**Supplied material**.
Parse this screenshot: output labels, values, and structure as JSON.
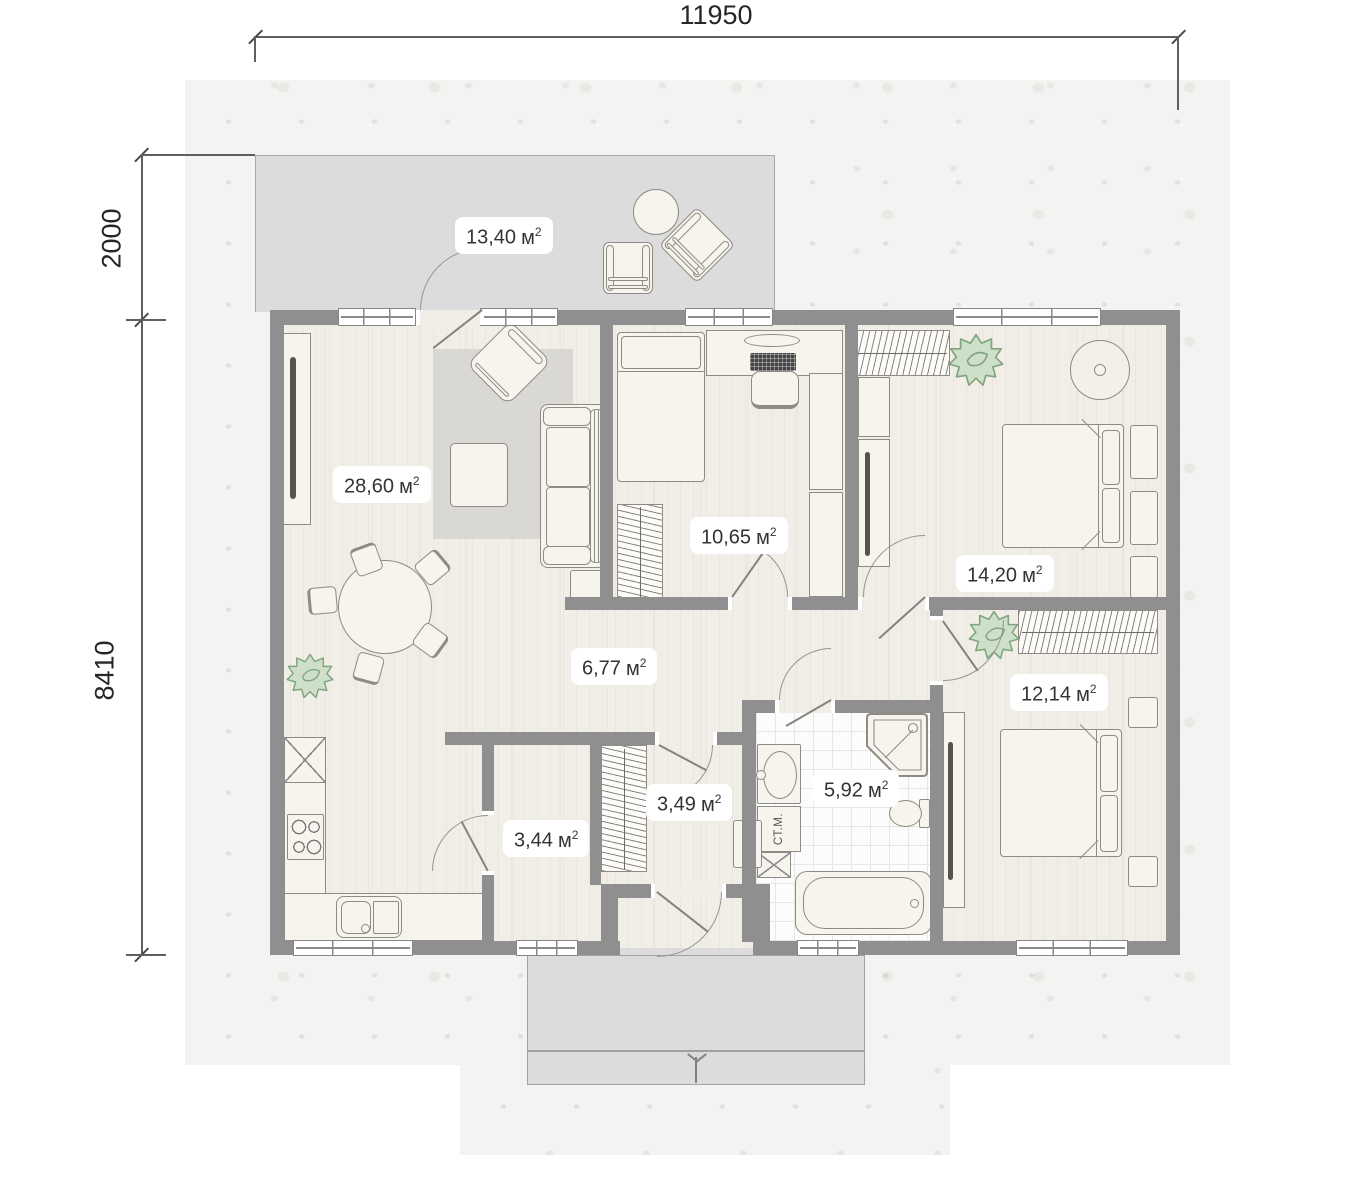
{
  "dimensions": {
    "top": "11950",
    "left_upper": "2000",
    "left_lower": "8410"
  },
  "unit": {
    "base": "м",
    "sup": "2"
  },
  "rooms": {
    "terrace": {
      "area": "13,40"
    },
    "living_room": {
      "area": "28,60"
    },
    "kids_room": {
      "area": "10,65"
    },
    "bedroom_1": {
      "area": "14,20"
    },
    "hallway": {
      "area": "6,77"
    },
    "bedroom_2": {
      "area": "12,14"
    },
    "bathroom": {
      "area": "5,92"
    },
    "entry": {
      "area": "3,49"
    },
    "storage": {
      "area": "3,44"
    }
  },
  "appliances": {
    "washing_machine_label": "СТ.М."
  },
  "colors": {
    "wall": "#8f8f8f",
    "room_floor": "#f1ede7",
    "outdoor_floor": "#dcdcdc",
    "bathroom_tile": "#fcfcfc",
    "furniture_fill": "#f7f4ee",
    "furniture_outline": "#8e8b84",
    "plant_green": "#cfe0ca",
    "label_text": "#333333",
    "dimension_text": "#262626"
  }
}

**What to produce**. Print every entry above again without changing a word, and omit the pictures.

**In response**.
Parse this screenshot: output labels, values, and structure as JSON.
{
  "dimensions": {
    "top": "11950",
    "left_upper": "2000",
    "left_lower": "8410"
  },
  "unit": {
    "base": "м",
    "sup": "2"
  },
  "rooms": {
    "terrace": {
      "area": "13,40"
    },
    "living_room": {
      "area": "28,60"
    },
    "kids_room": {
      "area": "10,65"
    },
    "bedroom_1": {
      "area": "14,20"
    },
    "hallway": {
      "area": "6,77"
    },
    "bedroom_2": {
      "area": "12,14"
    },
    "bathroom": {
      "area": "5,92"
    },
    "entry": {
      "area": "3,49"
    },
    "storage": {
      "area": "3,44"
    }
  },
  "appliances": {
    "washing_machine_label": "СТ.М."
  },
  "colors": {
    "wall": "#8f8f8f",
    "room_floor": "#f1ede7",
    "outdoor_floor": "#dcdcdc",
    "bathroom_tile": "#fcfcfc",
    "furniture_fill": "#f7f4ee",
    "furniture_outline": "#8e8b84",
    "plant_green": "#cfe0ca",
    "label_text": "#333333",
    "dimension_text": "#262626"
  }
}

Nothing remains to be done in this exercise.